[Saved entries]
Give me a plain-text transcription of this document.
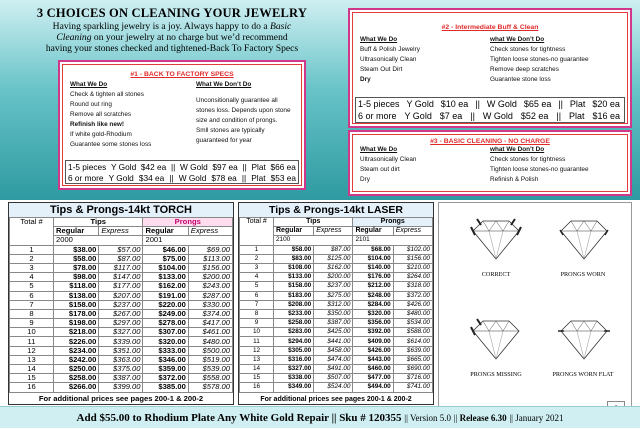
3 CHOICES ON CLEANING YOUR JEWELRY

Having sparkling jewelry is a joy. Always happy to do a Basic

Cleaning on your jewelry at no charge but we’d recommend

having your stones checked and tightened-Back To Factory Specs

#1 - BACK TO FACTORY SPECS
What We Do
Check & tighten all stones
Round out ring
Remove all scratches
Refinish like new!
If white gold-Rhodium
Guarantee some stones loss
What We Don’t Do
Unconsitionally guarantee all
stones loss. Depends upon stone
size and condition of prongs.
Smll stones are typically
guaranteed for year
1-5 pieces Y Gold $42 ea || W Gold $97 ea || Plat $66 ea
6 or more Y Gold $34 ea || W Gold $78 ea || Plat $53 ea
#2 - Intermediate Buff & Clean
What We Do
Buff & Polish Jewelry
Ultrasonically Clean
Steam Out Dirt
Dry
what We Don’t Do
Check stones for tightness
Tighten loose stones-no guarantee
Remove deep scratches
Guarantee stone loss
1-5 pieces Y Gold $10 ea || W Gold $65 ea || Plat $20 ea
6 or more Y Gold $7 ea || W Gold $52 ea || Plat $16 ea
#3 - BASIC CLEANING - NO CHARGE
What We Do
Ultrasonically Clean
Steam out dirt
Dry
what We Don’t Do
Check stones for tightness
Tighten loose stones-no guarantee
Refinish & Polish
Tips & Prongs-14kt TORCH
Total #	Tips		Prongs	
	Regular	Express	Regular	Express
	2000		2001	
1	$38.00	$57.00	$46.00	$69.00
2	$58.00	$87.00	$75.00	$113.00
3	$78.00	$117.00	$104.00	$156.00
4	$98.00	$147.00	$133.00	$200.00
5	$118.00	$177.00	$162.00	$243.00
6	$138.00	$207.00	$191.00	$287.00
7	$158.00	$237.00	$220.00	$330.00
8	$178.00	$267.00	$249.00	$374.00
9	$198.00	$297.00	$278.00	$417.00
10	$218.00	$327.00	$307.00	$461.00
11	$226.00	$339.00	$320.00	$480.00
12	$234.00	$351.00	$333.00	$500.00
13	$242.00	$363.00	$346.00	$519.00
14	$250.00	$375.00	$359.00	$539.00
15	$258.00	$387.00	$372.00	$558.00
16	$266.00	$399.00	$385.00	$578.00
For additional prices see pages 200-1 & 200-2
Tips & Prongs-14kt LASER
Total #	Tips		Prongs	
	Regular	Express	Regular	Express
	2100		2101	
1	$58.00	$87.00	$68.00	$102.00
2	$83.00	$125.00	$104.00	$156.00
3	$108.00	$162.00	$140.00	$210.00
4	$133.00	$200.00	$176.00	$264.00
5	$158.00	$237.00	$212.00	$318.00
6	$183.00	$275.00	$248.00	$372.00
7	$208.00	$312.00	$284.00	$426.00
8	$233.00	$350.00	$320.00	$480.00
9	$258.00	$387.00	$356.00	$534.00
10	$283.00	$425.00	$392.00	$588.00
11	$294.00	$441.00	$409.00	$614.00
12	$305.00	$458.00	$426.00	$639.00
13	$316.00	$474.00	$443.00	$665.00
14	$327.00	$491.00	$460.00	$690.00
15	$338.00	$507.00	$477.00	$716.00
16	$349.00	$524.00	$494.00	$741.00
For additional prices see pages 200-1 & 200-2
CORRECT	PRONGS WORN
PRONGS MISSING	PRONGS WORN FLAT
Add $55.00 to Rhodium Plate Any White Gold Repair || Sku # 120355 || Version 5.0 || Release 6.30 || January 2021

* * *

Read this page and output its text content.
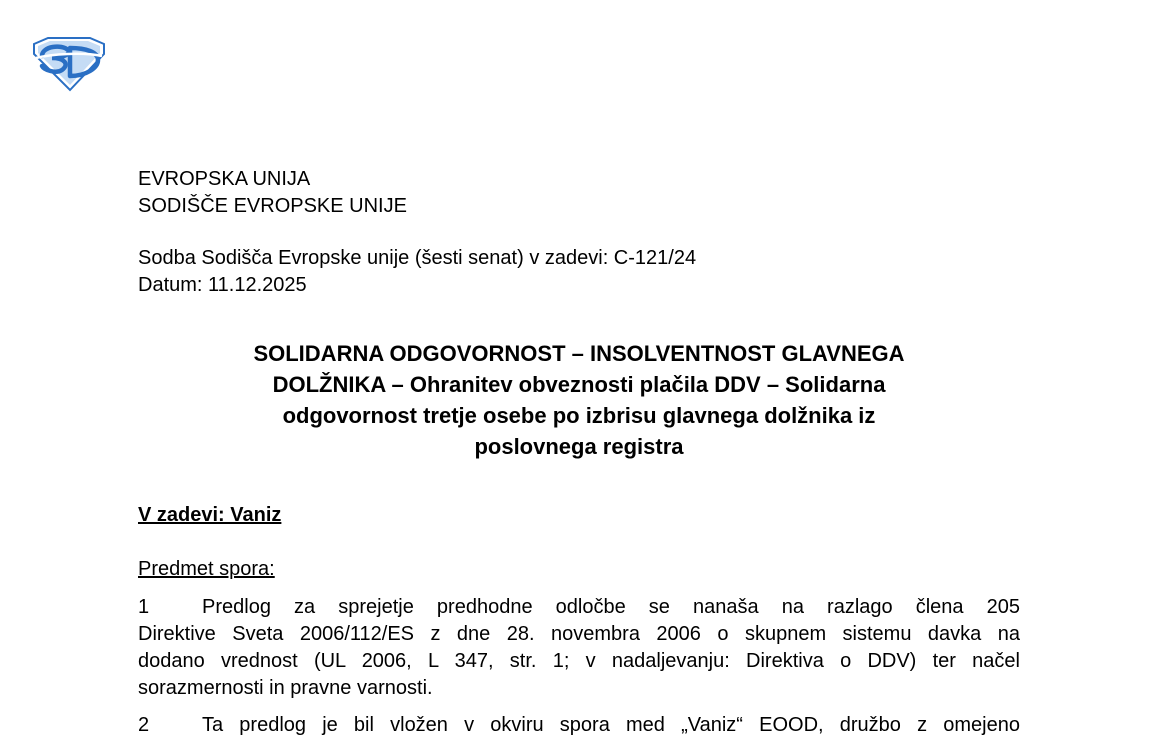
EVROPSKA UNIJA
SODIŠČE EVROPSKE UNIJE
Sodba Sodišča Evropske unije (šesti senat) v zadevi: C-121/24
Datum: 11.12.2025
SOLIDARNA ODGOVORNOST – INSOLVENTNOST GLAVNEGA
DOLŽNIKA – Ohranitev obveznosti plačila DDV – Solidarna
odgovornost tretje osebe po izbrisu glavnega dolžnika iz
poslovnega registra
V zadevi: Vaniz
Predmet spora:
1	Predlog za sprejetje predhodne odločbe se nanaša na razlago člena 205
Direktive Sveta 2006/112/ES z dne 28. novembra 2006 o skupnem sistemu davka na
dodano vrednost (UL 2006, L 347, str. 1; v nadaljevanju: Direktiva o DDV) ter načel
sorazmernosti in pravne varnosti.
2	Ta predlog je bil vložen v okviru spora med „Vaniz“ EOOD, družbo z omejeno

What you need to do: Pull out every line of the records that includes the string "loss".

Written response:
Guarantee some stones loss
stones loss. Depends upon stone
Guarantee stone loss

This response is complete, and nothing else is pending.